━━━ Data extract ━━━
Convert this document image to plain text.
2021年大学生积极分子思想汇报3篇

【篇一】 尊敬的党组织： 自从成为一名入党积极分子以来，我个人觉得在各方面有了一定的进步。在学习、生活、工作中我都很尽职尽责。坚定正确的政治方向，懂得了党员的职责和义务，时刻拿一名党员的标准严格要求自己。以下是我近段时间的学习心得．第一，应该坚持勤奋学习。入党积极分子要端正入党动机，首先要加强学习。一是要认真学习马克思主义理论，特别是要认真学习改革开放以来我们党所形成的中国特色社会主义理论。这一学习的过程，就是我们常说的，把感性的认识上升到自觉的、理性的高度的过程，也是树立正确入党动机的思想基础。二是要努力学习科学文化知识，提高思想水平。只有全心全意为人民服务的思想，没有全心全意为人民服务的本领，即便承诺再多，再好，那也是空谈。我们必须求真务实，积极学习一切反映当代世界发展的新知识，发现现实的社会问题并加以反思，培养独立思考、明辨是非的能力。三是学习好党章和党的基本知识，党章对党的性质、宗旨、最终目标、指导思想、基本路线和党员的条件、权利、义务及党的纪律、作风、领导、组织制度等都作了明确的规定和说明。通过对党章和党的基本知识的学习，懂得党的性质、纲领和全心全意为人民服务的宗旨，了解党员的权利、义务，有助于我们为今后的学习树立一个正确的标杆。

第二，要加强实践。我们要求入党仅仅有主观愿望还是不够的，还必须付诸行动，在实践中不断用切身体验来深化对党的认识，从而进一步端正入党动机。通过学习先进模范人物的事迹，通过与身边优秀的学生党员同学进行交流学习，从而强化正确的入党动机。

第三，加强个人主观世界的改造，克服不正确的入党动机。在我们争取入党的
━━━
━━━ Data extract ━━━
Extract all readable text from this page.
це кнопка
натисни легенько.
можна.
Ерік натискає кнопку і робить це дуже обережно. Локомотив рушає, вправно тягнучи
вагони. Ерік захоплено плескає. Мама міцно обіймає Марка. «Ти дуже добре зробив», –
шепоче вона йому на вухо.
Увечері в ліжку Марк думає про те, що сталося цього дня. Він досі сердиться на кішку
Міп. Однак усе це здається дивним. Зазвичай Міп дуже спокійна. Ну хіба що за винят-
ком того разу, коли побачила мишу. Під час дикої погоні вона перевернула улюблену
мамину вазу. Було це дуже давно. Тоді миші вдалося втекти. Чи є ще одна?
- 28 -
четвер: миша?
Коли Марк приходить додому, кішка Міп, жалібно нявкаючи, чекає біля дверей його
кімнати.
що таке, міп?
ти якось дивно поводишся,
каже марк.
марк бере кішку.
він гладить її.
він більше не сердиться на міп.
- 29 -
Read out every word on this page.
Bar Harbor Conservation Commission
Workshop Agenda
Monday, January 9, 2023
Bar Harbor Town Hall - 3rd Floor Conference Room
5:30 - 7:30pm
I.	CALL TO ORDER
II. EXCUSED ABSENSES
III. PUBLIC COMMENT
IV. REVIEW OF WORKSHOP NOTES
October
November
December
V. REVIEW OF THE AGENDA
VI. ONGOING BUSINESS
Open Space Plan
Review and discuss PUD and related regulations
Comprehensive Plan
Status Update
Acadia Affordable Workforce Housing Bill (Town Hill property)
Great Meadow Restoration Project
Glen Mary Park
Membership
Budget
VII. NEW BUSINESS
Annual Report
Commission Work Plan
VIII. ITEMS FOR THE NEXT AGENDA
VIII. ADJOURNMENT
━━━
Go through the listing above and return every line where the word "кішку" occurs.

Увечері в ліжку Марк думає про те, що сталося цього дня. Він досі сердиться на кішку
марк бере кішку.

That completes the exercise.